:: Source information ::
= = = = = = =

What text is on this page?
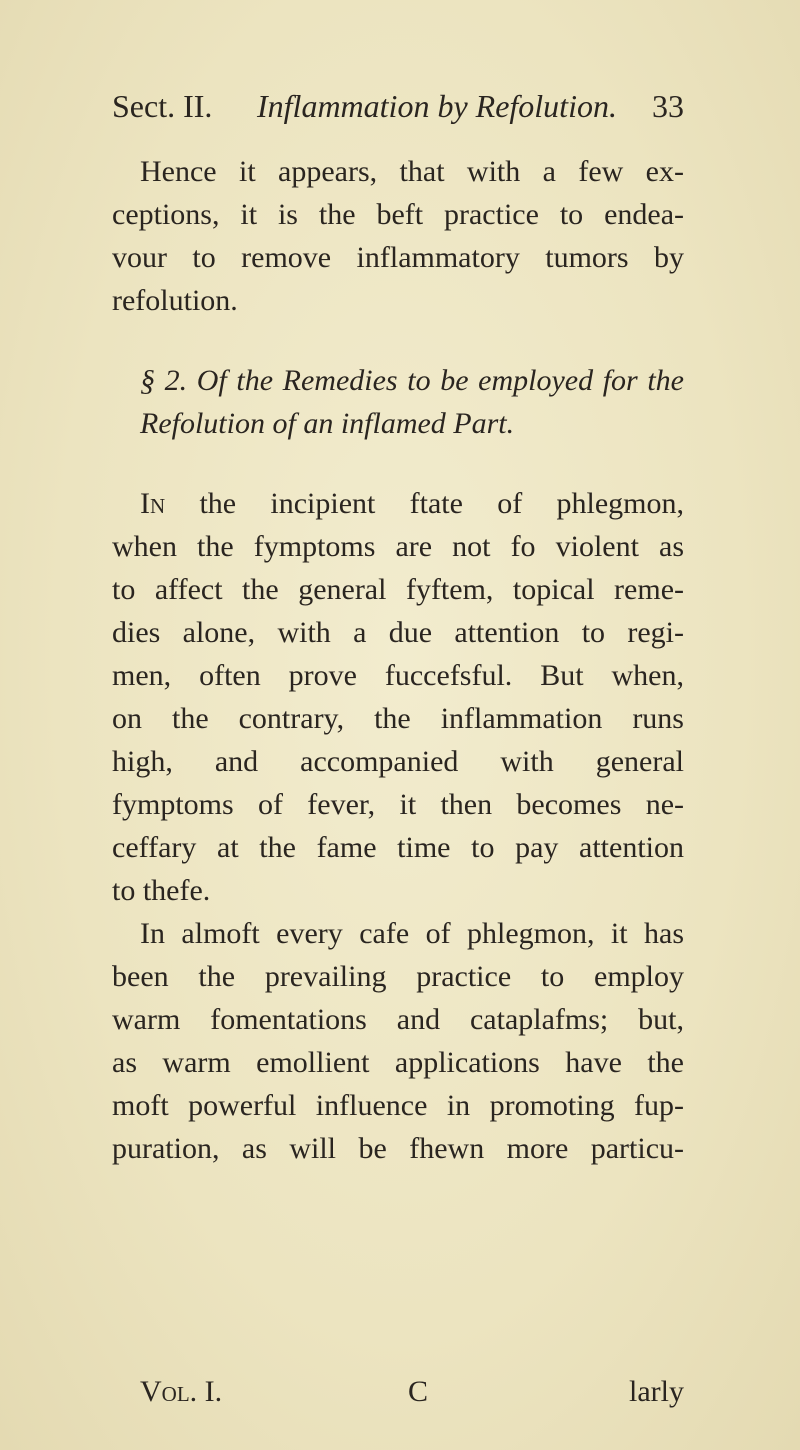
Sect. II. Inflammation by Refolution. 33
Hence it appears, that with a few ex-
ceptions, it is the beft practice to endea-
vour to remove inflammatory tumors by
refolution.
§ 2. Of the Remedies to be employed for the
Refolution of an inflamed Part.
In the incipient ftate of phlegmon,
when the fymptoms are not fo violent as
to affect the general fyftem, topical reme-
dies alone, with a due attention to regi-
men, often prove fuccefsful. But when,
on the contrary, the inflammation runs
high, and accompanied with general
fymptoms of fever, it then becomes ne-
ceffary at the fame time to pay attention
to thefe.
In almoft every cafe of phlegmon, it has
been the prevailing practice to employ
warm fomentations and cataplafms; but,
as warm emollient applications have the
moft powerful influence in promoting fup-
puration, as will be fhewn more particu-
Vol. I.	C	larly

= = = = = = =

:: Task requirements ::
Now write out the data word for word, skipping every picture in it.

:: Worked solution ::
What text is on this page?
Sect. II. Inflammation by Refolution. 33
Hence it appears, that with a few ex-
ceptions, it is the beft practice to endea-
vour to remove inflammatory tumors by
refolution.
§ 2. Of the Remedies to be employed for the
Refolution of an inflamed Part.
In the incipient ftate of phlegmon,
when the fymptoms are not fo violent as
to affect the general fyftem, topical reme-
dies alone, with a due attention to regi-
men, often prove fuccefsful. But when,
on the contrary, the inflammation runs
high, and accompanied with general
fymptoms of fever, it then becomes ne-
ceffary at the fame time to pay attention
to thefe.
In almoft every cafe of phlegmon, it has
been the prevailing practice to employ
warm fomentations and cataplafms; but,
as warm emollient applications have the
moft powerful influence in promoting fup-
puration, as will be fhewn more particu-
Vol. I.	C	larly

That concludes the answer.